Short problem
Of the lines in the listing below, how many hold "Stroke"? Answer with the number only.

Working data
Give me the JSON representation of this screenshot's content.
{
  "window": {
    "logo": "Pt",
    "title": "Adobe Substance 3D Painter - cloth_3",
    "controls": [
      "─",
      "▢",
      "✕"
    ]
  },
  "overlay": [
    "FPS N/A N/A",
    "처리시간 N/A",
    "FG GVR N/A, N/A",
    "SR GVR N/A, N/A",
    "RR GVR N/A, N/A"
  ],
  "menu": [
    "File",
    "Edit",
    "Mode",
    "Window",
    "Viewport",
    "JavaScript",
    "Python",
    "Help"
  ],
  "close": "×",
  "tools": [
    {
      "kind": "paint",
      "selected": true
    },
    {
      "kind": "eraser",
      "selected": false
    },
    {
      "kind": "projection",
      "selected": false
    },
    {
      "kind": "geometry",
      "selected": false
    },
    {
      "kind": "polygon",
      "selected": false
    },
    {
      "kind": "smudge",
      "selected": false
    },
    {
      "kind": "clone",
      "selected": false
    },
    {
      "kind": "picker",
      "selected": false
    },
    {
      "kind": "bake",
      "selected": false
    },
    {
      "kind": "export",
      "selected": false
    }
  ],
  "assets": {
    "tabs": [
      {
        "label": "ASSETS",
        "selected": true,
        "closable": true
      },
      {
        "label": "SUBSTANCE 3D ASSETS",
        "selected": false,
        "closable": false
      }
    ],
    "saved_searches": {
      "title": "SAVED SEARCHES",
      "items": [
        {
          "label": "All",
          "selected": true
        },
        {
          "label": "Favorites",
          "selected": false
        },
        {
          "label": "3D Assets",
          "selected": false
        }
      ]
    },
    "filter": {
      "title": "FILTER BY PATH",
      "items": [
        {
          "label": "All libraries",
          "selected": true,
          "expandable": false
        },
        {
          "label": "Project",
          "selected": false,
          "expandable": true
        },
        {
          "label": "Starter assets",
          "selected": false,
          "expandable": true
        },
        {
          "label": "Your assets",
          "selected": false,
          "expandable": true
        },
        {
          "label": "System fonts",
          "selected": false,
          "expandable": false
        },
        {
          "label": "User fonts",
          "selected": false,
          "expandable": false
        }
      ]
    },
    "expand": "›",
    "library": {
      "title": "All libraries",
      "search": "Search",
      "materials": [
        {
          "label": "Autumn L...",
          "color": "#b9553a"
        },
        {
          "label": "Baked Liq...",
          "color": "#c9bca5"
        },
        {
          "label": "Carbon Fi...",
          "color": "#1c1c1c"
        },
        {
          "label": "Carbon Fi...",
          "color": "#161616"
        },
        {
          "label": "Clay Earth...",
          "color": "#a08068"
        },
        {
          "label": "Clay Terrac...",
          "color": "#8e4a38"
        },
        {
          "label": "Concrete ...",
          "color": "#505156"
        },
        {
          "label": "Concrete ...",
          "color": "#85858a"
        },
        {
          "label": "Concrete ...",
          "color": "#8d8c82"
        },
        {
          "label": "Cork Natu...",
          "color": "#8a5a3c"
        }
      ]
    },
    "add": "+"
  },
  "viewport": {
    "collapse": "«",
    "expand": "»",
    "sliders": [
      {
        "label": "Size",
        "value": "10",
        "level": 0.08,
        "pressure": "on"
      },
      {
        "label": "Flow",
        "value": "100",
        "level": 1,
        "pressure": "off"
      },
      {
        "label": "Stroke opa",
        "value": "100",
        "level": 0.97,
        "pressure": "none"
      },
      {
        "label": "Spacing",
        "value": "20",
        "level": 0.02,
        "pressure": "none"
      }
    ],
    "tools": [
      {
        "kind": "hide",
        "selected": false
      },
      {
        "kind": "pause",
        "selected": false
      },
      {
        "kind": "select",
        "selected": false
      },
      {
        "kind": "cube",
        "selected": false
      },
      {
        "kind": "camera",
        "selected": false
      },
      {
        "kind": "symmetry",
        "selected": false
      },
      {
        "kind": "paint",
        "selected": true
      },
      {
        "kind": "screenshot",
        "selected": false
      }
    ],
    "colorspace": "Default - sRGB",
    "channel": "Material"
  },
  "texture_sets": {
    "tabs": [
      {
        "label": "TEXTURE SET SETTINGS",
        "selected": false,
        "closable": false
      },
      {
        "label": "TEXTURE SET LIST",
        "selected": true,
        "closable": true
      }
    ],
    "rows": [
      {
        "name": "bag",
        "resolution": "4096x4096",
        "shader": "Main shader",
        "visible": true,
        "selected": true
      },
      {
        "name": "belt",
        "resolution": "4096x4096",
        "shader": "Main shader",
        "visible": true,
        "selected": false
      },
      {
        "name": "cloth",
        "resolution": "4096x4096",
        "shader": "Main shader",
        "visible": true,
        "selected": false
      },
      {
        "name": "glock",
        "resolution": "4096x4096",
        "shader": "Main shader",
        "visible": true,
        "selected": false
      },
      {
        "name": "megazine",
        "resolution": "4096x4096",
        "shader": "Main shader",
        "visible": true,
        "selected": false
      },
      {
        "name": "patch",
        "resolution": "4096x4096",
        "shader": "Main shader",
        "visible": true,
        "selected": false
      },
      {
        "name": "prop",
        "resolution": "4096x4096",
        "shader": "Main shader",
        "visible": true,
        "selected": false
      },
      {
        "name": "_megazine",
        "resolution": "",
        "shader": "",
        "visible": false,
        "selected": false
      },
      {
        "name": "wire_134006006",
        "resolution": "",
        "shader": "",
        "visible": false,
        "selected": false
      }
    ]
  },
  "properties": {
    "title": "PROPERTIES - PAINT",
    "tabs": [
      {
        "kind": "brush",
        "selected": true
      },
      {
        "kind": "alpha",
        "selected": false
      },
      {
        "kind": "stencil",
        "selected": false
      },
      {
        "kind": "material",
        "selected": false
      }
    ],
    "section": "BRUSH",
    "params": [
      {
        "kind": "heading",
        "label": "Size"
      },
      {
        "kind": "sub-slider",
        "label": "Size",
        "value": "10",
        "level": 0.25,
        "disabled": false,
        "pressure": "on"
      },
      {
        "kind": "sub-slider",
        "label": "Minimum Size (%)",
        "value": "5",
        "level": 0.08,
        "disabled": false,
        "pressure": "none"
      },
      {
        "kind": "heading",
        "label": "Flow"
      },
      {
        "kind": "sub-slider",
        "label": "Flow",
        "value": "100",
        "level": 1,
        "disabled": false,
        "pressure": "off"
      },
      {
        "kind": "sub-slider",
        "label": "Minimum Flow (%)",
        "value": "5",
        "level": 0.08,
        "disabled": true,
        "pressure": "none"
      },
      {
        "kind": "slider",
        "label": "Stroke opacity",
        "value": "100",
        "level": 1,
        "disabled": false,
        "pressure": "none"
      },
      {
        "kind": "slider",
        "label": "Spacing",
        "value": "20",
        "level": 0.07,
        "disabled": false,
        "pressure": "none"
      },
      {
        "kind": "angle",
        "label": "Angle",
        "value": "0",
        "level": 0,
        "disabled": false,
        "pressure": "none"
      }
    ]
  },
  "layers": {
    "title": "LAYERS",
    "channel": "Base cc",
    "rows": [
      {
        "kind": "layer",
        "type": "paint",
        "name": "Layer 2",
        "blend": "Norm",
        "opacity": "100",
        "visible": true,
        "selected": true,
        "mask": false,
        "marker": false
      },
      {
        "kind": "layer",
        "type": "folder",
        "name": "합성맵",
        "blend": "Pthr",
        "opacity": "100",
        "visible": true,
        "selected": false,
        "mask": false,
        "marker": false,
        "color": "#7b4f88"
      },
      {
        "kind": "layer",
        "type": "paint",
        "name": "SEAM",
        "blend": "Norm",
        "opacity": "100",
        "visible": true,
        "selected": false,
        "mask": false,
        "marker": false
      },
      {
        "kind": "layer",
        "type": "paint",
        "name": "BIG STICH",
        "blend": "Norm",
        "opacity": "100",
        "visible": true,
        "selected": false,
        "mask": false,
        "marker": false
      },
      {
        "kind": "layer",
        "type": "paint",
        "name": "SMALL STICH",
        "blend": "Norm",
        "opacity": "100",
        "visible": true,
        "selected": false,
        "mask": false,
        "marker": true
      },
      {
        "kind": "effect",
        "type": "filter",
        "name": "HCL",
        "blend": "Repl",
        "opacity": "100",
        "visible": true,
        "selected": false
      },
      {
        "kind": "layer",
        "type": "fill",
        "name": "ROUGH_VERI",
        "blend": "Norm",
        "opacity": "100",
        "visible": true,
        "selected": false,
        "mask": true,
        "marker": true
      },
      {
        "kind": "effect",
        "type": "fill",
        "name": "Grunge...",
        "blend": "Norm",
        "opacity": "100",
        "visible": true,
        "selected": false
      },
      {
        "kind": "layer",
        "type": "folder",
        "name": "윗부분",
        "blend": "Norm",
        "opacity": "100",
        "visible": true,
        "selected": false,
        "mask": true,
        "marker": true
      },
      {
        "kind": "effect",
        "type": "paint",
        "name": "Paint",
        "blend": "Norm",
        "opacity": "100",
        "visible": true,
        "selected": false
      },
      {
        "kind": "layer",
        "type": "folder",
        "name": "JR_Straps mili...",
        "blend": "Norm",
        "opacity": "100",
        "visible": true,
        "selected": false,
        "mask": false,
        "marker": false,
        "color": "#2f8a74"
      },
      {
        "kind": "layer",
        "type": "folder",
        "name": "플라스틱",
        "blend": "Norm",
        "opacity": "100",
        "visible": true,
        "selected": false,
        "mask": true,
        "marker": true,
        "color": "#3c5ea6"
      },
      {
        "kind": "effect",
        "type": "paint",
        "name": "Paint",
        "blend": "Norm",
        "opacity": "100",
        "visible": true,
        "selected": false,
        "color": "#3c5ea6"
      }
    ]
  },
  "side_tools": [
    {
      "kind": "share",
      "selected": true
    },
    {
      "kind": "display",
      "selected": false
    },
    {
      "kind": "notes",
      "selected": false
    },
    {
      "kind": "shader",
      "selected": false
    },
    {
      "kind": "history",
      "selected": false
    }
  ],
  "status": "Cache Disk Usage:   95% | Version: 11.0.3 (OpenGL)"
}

Answer to this exercise
2